-- begin RAW DATA --

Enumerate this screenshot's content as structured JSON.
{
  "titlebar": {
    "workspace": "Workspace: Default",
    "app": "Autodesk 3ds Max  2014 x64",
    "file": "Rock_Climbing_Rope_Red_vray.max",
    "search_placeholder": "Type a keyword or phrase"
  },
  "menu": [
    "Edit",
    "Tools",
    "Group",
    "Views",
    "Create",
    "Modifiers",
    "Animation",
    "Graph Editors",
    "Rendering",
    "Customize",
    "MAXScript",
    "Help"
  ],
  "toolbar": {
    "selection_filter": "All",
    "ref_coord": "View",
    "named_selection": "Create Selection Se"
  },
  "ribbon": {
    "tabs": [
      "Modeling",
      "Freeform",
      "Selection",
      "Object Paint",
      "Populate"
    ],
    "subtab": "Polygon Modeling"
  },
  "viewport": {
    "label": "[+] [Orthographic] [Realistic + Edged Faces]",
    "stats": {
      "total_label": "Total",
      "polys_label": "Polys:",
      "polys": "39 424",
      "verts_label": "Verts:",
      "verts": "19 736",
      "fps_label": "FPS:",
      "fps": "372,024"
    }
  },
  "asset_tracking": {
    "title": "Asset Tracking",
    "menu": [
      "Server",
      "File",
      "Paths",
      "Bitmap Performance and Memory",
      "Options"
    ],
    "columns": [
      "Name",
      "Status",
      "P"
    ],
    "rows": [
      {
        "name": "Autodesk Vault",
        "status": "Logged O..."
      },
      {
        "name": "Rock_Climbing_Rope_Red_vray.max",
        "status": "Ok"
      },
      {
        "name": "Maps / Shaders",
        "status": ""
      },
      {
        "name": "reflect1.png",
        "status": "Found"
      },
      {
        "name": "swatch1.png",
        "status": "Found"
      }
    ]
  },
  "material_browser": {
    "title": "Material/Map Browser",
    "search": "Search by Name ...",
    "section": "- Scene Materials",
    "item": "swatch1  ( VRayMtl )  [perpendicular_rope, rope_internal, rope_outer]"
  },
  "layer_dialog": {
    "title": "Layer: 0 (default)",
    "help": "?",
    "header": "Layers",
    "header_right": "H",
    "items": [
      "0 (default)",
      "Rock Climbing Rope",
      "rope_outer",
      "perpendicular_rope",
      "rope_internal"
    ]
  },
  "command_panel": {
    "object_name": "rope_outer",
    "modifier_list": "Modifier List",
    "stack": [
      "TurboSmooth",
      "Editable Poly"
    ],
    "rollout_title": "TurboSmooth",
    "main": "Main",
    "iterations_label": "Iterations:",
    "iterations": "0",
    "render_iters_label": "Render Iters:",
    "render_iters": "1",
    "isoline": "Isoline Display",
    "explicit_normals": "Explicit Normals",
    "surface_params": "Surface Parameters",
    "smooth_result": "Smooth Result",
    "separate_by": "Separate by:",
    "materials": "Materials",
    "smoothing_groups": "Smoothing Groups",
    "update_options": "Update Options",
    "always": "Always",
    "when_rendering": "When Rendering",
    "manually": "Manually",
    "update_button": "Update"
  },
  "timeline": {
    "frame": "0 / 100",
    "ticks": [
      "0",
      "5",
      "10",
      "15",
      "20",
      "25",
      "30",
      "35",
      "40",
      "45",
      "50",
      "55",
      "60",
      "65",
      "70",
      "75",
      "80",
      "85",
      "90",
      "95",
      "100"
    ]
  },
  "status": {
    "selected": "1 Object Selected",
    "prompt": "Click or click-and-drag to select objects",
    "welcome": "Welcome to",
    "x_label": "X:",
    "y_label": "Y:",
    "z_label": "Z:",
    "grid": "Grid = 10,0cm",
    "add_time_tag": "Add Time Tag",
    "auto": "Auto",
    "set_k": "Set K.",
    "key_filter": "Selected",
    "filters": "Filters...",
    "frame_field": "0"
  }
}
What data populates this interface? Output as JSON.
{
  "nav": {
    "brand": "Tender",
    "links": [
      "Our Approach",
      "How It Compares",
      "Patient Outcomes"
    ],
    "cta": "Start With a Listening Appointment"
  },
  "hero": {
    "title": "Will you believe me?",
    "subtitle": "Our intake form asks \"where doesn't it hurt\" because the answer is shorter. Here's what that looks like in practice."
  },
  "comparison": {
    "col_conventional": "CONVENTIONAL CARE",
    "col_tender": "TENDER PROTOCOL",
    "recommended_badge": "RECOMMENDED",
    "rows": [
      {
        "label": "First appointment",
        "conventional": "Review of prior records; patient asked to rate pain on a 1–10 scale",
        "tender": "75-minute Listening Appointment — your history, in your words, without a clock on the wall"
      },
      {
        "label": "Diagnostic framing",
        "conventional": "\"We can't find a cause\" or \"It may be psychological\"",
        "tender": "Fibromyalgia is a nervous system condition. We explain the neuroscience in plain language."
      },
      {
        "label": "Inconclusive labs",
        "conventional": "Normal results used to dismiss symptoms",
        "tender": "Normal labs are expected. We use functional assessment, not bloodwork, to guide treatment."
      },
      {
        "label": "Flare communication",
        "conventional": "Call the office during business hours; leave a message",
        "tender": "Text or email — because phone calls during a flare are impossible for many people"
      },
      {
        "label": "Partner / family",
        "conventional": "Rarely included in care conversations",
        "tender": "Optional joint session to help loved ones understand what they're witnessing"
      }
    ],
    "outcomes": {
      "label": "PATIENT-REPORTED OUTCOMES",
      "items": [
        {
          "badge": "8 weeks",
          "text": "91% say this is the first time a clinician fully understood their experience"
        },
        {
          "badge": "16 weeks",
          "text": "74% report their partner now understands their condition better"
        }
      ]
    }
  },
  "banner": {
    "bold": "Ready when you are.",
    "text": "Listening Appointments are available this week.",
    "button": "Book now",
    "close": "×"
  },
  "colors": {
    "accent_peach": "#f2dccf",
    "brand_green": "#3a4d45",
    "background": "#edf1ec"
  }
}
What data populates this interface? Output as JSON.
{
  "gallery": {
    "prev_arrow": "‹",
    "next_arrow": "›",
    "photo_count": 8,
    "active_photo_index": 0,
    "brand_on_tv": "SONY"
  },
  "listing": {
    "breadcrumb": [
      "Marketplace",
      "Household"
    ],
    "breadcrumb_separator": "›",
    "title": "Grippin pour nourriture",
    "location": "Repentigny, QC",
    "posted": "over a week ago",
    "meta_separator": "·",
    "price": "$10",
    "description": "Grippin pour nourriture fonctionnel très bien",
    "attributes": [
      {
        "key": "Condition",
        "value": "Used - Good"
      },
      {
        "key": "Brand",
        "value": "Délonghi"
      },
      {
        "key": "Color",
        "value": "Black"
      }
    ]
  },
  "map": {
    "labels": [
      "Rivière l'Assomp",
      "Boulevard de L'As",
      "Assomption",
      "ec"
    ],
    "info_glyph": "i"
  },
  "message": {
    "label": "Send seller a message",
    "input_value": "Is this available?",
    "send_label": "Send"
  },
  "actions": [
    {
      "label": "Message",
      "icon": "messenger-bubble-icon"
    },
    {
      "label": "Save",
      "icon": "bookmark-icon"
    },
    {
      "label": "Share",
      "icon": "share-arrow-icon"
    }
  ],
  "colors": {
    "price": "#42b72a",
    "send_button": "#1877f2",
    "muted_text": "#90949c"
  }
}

-- end RAW DATA --

**WORK TO BE COMPLETED**. Each line above must be printed exactly as it appears.

**PROBLEM SOLUTION**.
Enumerate this screenshot's content as structured JSON.
{
  "titlebar": {
    "workspace": "Workspace: Default",
    "app": "Autodesk 3ds Max  2014 x64",
    "file": "Rock_Climbing_Rope_Red_vray.max",
    "search_placeholder": "Type a keyword or phrase"
  },
  "menu": [
    "Edit",
    "Tools",
    "Group",
    "Views",
    "Create",
    "Modifiers",
    "Animation",
    "Graph Editors",
    "Rendering",
    "Customize",
    "MAXScript",
    "Help"
  ],
  "toolbar": {
    "selection_filter": "All",
    "ref_coord": "View",
    "named_selection": "Create Selection Se"
  },
  "ribbon": {
    "tabs": [
      "Modeling",
      "Freeform",
      "Selection",
      "Object Paint",
      "Populate"
    ],
    "subtab": "Polygon Modeling"
  },
  "viewport": {
    "label": "[+] [Orthographic] [Realistic + Edged Faces]",
    "stats": {
      "total_label": "Total",
      "polys_label": "Polys:",
      "polys": "39 424",
      "verts_label": "Verts:",
      "verts": "19 736",
      "fps_label": "FPS:",
      "fps": "372,024"
    }
  },
  "asset_tracking": {
    "title": "Asset Tracking",
    "menu": [
      "Server",
      "File",
      "Paths",
      "Bitmap Performance and Memory",
      "Options"
    ],
    "columns": [
      "Name",
      "Status",
      "P"
    ],
    "rows": [
      {
        "name": "Autodesk Vault",
        "status": "Logged O..."
      },
      {
        "name": "Rock_Climbing_Rope_Red_vray.max",
        "status": "Ok"
      },
      {
        "name": "Maps / Shaders",
        "status": ""
      },
      {
        "name": "reflect1.png",
        "status": "Found"
      },
      {
        "name": "swatch1.png",
        "status": "Found"
      }
    ]
  },
  "material_browser": {
    "title": "Material/Map Browser",
    "search": "Search by Name ...",
    "section": "- Scene Materials",
    "item": "swatch1  ( VRayMtl )  [perpendicular_rope, rope_internal, rope_outer]"
  },
  "layer_dialog": {
    "title": "Layer: 0 (default)",
    "help": "?",
    "header": "Layers",
    "header_right": "H",
    "items": [
      "0 (default)",
      "Rock Climbing Rope",
      "rope_outer",
      "perpendicular_rope",
      "rope_internal"
    ]
  },
  "command_panel": {
    "object_name": "rope_outer",
    "modifier_list": "Modifier List",
    "stack": [
      "TurboSmooth",
      "Editable Poly"
    ],
    "rollout_title": "TurboSmooth",
    "main": "Main",
    "iterations_label": "Iterations:",
    "iterations": "0",
    "render_iters_label": "Render Iters:",
    "render_iters": "1",
    "isoline": "Isoline Display",
    "explicit_normals": "Explicit Normals",
    "surface_params": "Surface Parameters",
    "smooth_result": "Smooth Result",
    "separate_by": "Separate by:",
    "materials": "Materials",
    "smoothing_groups": "Smoothing Groups",
    "update_options": "Update Options",
    "always": "Always",
    "when_rendering": "When Rendering",
    "manually": "Manually",
    "update_button": "Update"
  },
  "timeline": {
    "frame": "0 / 100",
    "ticks": [
      "0",
      "5",
      "10",
      "15",
      "20",
      "25",
      "30",
      "35",
      "40",
      "45",
      "50",
      "55",
      "60",
      "65",
      "70",
      "75",
      "80",
      "85",
      "90",
      "95",
      "100"
    ]
  },
  "status": {
    "selected": "1 Object Selected",
    "prompt": "Click or click-and-drag to select objects",
    "welcome": "Welcome to",
    "x_label": "X:",
    "y_label": "Y:",
    "z_label": "Z:",
    "grid": "Grid = 10,0cm",
    "add_time_tag": "Add Time Tag",
    "auto": "Auto",
    "set_k": "Set K.",
    "key_filter": "Selected",
    "filters": "Filters...",
    "frame_field": "0"
  }
}
What data populates this interface? Output as JSON.
{
  "nav": {
    "brand": "Tender",
    "links": [
      "Our Approach",
      "How It Compares",
      "Patient Outcomes"
    ],
    "cta": "Start With a Listening Appointment"
  },
  "hero": {
    "title": "Will you believe me?",
    "subtitle": "Our intake form asks \"where doesn't it hurt\" because the answer is shorter. Here's what that looks like in practice."
  },
  "comparison": {
    "col_conventional": "CONVENTIONAL CARE",
    "col_tender": "TENDER PROTOCOL",
    "recommended_badge": "RECOMMENDED",
    "rows": [
      {
        "label": "First appointment",
        "conventional": "Review of prior records; patient asked to rate pain on a 1–10 scale",
        "tender": "75-minute Listening Appointment — your history, in your words, without a clock on the wall"
      },
      {
        "label": "Diagnostic framing",
        "conventional": "\"We can't find a cause\" or \"It may be psychological\"",
        "tender": "Fibromyalgia is a nervous system condition. We explain the neuroscience in plain language."
      },
      {
        "label": "Inconclusive labs",
        "conventional": "Normal results used to dismiss symptoms",
        "tender": "Normal labs are expected. We use functional assessment, not bloodwork, to guide treatment."
      },
      {
        "label": "Flare communication",
        "conventional": "Call the office during business hours; leave a message",
        "tender": "Text or email — because phone calls during a flare are impossible for many people"
      },
      {
        "label": "Partner / family",
        "conventional": "Rarely included in care conversations",
        "tender": "Optional joint session to help loved ones understand what they're witnessing"
      }
    ],
    "outcomes": {
      "label": "PATIENT-REPORTED OUTCOMES",
      "items": [
        {
          "badge": "8 weeks",
          "text": "91% say this is the first time a clinician fully understood their experience"
        },
        {
          "badge": "16 weeks",
          "text": "74% report their partner now understands their condition better"
        }
      ]
    }
  },
  "banner": {
    "bold": "Ready when you are.",
    "text": "Listening Appointments are available this week.",
    "button": "Book now",
    "close": "×"
  },
  "colors": {
    "accent_peach": "#f2dccf",
    "brand_green": "#3a4d45",
    "background": "#edf1ec"
  }
}
What data populates this interface? Output as JSON.
{
  "gallery": {
    "prev_arrow": "‹",
    "next_arrow": "›",
    "photo_count": 8,
    "active_photo_index": 0,
    "brand_on_tv": "SONY"
  },
  "listing": {
    "breadcrumb": [
      "Marketplace",
      "Household"
    ],
    "breadcrumb_separator": "›",
    "title": "Grippin pour nourriture",
    "location": "Repentigny, QC",
    "posted": "over a week ago",
    "meta_separator": "·",
    "price": "$10",
    "description": "Grippin pour nourriture fonctionnel très bien",
    "attributes": [
      {
        "key": "Condition",
        "value": "Used - Good"
      },
      {
        "key": "Brand",
        "value": "Délonghi"
      },
      {
        "key": "Color",
        "value": "Black"
      }
    ]
  },
  "map": {
    "labels": [
      "Rivière l'Assomp",
      "Boulevard de L'As",
      "Assomption",
      "ec"
    ],
    "info_glyph": "i"
  },
  "message": {
    "label": "Send seller a message",
    "input_value": "Is this available?",
    "send_label": "Send"
  },
  "actions": [
    {
      "label": "Message",
      "icon": "messenger-bubble-icon"
    },
    {
      "label": "Save",
      "icon": "bookmark-icon"
    },
    {
      "label": "Share",
      "icon": "share-arrow-icon"
    }
  ],
  "colors": {
    "price": "#42b72a",
    "send_button": "#1877f2",
    "muted_text": "#90949c"
  }
}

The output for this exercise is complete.